** Items **
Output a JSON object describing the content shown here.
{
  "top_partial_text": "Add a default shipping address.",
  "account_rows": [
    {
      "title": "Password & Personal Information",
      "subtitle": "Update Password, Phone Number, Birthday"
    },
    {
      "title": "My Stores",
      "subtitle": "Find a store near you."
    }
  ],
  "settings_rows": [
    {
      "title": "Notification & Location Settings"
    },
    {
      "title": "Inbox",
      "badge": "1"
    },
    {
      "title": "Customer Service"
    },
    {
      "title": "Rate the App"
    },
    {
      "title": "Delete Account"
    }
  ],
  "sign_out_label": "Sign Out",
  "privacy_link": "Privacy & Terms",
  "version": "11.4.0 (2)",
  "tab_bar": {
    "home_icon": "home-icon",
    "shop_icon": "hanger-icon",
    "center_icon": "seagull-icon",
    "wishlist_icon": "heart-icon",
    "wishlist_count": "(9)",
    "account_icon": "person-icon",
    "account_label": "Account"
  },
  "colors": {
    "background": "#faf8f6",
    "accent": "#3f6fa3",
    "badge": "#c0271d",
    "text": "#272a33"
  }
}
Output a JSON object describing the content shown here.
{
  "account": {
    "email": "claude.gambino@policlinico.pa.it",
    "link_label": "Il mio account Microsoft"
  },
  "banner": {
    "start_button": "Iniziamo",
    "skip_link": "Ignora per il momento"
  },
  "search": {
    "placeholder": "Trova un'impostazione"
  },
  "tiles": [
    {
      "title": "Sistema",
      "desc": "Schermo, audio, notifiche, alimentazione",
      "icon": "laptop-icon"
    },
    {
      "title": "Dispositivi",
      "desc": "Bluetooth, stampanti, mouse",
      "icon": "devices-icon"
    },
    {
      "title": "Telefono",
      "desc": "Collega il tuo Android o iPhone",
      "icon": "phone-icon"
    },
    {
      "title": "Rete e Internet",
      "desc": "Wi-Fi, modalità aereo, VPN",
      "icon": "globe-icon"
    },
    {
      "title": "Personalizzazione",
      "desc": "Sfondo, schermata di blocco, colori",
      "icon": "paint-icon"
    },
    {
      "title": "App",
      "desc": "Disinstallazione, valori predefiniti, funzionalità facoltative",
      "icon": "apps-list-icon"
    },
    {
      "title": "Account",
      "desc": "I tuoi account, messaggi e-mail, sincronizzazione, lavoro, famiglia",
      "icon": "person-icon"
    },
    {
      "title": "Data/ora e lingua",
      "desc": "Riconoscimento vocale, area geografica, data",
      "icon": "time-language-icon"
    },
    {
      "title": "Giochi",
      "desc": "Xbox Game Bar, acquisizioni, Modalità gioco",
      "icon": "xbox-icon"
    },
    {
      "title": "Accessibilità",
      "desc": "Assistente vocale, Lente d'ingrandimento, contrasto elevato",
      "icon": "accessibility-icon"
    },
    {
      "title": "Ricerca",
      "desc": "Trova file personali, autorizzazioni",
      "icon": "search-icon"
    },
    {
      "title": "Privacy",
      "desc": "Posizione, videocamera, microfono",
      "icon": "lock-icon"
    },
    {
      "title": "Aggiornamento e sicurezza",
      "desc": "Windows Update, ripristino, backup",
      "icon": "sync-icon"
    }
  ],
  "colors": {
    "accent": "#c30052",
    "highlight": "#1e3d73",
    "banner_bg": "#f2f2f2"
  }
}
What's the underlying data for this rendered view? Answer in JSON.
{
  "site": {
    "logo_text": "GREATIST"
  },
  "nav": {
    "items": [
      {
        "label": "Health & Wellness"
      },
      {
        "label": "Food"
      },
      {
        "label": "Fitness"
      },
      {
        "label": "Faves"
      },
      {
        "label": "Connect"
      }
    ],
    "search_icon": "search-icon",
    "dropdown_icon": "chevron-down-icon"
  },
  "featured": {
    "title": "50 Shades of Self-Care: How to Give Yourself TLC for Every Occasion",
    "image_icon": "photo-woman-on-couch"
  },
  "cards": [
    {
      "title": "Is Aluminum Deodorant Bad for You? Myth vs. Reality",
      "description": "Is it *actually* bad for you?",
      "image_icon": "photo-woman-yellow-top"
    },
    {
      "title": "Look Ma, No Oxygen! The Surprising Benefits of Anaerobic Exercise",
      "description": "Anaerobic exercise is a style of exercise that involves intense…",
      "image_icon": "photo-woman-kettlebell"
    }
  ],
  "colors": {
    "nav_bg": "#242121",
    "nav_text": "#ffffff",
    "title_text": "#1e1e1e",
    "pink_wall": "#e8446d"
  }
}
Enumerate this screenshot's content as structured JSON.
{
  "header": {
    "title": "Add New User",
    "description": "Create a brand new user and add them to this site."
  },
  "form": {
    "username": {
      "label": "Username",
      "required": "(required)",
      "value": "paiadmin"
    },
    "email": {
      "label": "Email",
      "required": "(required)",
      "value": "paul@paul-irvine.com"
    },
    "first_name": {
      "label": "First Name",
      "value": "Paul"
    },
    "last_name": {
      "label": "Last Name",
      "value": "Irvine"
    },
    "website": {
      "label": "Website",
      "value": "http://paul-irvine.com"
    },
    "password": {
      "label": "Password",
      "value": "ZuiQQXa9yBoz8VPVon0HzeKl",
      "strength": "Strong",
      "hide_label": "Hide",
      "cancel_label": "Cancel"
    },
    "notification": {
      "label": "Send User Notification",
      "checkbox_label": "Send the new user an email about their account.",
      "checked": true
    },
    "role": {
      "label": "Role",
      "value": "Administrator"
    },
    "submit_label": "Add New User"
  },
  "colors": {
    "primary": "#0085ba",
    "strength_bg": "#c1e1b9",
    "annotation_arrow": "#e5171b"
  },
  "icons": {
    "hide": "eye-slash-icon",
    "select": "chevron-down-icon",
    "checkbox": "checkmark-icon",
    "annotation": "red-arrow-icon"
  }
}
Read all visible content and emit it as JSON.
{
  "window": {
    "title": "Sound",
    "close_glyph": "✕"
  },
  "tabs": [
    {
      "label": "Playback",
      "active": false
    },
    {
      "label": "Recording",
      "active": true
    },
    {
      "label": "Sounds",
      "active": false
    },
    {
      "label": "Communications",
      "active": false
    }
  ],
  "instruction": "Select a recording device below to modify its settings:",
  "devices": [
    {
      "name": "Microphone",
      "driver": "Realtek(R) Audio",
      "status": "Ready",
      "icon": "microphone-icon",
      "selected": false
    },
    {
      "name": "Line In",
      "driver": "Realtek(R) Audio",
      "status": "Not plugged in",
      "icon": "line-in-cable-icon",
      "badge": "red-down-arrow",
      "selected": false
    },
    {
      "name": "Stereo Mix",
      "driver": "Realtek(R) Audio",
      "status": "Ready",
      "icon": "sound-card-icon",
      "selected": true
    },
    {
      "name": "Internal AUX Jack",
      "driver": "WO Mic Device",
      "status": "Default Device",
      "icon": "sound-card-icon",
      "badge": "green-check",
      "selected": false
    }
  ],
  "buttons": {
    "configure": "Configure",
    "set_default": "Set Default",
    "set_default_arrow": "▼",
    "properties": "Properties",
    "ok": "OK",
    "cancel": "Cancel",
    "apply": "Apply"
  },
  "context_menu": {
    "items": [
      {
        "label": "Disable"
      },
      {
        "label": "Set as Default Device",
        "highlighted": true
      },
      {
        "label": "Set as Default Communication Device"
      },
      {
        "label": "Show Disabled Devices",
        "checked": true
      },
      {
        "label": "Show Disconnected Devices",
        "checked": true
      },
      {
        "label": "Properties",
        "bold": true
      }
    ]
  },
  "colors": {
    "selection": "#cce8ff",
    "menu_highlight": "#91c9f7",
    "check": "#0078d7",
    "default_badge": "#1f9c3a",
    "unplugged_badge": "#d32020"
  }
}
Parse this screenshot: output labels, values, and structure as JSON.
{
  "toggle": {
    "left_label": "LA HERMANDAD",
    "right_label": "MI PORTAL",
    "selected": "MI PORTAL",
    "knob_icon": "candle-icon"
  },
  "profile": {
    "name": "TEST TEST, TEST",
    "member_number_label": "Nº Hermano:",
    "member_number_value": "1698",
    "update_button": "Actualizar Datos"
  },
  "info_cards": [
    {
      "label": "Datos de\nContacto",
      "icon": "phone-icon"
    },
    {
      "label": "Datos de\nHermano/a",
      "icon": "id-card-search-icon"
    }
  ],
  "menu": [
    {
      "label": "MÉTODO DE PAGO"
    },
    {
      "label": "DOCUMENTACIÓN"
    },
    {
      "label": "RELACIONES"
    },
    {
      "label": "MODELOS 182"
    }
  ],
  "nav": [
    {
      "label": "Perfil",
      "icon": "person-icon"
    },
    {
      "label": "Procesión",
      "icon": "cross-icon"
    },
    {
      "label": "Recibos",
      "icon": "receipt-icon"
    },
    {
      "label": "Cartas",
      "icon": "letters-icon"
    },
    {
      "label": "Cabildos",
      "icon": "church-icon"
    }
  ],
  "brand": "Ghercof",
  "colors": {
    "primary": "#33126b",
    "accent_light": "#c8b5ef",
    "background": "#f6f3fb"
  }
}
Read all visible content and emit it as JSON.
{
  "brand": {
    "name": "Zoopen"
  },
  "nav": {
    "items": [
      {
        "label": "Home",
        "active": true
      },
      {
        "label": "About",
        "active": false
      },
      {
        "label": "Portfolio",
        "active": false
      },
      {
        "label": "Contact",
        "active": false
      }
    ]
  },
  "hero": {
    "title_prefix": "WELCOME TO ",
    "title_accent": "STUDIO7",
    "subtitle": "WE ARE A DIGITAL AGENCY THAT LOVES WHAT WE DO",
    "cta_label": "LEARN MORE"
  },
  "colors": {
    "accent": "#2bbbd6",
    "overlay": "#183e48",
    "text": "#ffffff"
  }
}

** Task directions **
Show, from the listing above, each line that contains the word "Privacy".

** Result of this exercise **
  "privacy_link": "Privacy & Terms",
      "title": "Privacy",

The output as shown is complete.